(Collected data)
══════

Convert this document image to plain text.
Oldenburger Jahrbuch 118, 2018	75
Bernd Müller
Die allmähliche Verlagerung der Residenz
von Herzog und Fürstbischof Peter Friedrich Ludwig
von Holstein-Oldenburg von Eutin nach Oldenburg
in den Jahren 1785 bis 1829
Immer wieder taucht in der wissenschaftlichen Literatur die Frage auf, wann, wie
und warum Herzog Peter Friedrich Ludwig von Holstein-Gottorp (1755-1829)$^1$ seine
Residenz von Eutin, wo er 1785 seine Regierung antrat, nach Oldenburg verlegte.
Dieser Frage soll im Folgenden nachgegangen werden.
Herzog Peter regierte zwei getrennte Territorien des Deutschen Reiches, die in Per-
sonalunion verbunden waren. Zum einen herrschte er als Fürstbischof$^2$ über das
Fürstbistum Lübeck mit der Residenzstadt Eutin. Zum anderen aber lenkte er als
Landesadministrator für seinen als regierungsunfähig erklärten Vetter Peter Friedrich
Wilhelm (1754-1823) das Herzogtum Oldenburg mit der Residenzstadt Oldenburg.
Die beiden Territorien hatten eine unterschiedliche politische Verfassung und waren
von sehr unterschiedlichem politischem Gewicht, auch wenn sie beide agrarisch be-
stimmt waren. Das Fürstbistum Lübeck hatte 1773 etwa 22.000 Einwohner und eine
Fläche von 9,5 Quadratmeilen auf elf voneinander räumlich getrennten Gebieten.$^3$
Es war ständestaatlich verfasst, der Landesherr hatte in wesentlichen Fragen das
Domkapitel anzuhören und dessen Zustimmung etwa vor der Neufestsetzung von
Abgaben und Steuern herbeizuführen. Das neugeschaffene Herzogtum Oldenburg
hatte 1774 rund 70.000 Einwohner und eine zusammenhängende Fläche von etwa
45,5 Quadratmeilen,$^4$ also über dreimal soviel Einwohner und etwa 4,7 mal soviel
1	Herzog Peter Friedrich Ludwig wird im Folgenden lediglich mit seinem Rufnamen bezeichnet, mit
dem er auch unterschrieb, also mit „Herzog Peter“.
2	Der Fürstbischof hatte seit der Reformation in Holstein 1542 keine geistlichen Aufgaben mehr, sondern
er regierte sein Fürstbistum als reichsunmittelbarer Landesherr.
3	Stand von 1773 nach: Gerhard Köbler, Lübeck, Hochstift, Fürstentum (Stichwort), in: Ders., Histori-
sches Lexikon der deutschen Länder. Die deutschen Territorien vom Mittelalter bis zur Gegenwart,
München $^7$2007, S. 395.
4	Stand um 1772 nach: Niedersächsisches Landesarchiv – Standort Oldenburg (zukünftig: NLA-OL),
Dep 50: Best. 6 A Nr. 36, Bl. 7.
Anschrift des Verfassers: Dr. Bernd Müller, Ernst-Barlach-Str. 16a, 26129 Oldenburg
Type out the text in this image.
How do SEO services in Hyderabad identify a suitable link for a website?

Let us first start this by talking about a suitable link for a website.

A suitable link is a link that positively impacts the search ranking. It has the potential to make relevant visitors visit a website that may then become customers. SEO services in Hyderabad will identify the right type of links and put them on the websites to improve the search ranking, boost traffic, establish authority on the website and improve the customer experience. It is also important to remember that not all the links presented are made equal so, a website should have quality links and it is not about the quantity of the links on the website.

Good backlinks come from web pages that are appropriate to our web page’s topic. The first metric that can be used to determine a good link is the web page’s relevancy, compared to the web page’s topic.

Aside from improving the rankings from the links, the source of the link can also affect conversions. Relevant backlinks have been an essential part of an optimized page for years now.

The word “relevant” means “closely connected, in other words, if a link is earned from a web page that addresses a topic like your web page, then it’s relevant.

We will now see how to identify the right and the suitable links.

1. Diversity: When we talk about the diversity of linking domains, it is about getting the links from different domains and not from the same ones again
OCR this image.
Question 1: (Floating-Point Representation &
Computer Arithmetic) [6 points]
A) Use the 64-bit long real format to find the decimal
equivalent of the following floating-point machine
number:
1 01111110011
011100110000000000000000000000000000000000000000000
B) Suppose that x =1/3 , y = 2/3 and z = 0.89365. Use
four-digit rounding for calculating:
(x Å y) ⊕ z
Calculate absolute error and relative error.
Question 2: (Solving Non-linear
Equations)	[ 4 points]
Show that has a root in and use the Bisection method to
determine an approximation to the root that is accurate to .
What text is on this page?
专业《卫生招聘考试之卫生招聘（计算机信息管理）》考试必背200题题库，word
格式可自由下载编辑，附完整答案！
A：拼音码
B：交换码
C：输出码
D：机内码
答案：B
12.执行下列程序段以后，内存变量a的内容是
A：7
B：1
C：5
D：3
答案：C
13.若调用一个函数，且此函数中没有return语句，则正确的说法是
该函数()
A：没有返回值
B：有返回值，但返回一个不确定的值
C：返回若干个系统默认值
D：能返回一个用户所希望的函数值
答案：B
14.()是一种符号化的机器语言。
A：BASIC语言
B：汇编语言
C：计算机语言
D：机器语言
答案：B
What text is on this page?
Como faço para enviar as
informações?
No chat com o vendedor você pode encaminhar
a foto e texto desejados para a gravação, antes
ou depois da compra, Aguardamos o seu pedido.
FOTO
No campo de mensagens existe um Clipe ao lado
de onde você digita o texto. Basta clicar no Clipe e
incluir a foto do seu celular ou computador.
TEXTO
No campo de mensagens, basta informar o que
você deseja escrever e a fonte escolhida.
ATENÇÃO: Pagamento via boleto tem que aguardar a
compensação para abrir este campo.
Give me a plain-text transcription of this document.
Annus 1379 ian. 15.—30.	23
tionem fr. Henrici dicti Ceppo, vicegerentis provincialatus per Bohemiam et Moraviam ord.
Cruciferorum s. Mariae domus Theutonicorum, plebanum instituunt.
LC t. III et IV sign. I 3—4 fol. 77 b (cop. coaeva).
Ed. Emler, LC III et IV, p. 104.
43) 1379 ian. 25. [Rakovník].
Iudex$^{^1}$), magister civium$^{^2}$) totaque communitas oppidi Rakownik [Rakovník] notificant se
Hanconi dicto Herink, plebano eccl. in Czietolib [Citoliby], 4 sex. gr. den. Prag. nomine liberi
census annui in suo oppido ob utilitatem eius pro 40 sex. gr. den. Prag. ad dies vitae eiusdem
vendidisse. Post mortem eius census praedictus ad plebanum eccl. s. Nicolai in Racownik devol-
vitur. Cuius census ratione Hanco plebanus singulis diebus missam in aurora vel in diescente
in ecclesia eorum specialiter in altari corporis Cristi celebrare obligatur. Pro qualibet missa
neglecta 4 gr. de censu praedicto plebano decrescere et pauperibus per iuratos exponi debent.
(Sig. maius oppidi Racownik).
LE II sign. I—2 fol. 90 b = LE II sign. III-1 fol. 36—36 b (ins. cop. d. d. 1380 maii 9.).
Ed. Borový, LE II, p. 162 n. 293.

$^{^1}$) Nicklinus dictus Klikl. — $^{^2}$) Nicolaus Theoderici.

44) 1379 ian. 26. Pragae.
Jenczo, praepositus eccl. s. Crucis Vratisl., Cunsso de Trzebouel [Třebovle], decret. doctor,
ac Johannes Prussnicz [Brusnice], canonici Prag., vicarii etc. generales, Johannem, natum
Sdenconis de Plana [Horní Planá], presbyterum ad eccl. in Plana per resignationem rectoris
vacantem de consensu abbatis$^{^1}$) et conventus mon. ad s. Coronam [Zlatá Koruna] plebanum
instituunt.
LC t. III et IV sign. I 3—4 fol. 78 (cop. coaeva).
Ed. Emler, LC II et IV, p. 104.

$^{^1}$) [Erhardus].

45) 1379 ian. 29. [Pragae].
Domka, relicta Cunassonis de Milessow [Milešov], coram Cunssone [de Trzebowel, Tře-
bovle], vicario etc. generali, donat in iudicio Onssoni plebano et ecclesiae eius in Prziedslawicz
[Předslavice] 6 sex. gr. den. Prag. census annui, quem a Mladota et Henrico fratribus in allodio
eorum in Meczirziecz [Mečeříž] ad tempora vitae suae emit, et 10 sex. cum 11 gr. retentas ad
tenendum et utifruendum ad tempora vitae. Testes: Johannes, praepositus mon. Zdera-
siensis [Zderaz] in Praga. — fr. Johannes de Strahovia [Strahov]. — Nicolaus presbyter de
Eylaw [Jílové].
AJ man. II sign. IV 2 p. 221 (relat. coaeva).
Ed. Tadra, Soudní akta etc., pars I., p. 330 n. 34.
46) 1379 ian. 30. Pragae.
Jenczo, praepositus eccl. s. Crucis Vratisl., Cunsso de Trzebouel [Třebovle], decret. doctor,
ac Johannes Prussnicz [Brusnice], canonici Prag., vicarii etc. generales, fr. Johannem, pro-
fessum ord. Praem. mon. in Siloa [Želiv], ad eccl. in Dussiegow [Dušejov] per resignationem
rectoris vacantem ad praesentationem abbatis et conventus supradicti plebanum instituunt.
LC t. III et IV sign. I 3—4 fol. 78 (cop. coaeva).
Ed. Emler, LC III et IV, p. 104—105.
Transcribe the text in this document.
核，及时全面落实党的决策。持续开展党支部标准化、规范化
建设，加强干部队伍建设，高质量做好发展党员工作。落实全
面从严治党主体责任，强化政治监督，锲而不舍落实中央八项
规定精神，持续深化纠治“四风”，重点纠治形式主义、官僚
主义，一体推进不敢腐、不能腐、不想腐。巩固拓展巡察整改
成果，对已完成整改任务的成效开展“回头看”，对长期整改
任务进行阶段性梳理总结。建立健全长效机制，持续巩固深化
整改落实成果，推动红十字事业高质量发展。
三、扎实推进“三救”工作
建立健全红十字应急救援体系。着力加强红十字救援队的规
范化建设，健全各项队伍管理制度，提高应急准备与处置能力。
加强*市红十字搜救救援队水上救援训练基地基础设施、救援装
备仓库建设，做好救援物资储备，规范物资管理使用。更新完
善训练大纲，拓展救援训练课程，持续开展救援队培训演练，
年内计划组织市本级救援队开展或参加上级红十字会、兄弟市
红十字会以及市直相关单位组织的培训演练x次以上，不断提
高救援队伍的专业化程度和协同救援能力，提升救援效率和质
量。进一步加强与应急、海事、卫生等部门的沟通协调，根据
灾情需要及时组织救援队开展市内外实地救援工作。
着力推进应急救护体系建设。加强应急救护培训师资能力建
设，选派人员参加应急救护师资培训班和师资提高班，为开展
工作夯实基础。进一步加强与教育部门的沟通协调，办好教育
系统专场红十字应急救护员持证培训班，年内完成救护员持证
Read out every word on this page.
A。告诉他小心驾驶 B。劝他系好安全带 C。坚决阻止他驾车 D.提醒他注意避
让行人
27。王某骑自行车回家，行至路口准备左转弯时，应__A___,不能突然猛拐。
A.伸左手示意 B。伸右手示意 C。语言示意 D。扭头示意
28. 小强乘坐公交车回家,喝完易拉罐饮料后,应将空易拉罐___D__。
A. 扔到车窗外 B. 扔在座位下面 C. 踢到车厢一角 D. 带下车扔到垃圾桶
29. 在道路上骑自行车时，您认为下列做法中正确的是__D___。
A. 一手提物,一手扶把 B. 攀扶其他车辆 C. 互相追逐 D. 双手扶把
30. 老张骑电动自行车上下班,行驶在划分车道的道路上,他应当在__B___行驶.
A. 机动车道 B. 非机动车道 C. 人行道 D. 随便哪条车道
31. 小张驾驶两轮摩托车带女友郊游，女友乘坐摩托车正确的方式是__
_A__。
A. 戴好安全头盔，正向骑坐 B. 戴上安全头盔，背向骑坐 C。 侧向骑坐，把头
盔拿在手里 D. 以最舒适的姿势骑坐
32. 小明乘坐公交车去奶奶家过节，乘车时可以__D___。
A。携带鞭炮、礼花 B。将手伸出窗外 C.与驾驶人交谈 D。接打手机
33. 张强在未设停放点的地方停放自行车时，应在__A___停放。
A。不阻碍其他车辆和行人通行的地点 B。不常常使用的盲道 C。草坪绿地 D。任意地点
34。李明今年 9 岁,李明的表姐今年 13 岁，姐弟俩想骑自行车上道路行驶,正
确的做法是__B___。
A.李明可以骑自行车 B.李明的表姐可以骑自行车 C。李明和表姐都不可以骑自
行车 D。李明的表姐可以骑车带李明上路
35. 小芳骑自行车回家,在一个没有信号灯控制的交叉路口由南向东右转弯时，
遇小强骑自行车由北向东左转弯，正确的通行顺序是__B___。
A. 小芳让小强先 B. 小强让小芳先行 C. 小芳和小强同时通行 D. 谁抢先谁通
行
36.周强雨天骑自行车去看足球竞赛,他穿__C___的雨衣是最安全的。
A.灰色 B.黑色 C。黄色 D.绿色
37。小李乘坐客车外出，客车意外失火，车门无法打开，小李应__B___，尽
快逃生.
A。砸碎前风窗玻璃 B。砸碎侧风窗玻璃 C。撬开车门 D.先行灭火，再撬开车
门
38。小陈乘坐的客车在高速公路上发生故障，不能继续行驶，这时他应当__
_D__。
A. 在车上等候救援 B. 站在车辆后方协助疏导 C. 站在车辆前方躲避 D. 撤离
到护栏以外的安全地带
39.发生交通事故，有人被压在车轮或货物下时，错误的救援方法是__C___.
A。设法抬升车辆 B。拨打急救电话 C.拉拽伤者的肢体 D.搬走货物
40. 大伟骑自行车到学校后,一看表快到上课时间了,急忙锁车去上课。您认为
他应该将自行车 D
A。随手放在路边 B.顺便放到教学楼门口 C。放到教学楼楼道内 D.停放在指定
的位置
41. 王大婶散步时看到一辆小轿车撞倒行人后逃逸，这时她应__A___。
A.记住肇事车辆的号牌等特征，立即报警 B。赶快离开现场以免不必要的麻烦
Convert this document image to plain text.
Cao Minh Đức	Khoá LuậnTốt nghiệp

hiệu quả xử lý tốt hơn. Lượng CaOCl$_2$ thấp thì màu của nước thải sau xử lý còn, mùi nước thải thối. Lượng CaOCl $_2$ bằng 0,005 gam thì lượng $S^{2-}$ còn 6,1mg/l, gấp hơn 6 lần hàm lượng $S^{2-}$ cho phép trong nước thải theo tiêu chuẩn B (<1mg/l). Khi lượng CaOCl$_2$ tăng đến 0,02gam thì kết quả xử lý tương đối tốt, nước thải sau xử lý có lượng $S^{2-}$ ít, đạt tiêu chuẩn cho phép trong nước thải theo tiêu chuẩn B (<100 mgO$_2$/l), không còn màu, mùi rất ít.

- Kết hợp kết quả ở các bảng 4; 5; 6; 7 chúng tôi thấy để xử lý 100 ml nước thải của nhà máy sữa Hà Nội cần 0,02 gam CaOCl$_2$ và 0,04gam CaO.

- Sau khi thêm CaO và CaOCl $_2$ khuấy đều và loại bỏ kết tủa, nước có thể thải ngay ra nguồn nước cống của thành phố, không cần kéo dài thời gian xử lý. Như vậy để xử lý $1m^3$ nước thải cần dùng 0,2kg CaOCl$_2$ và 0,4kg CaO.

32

══════

- Exercise objective
Set out every line from the material that contains the string "Racownik".

- Answer to this exercise
vendidisse. Post mortem eius census praedictus ad plebanum eccl. s. Nicolai in Racownik devol-
(Sig. maius oppidi Racownik).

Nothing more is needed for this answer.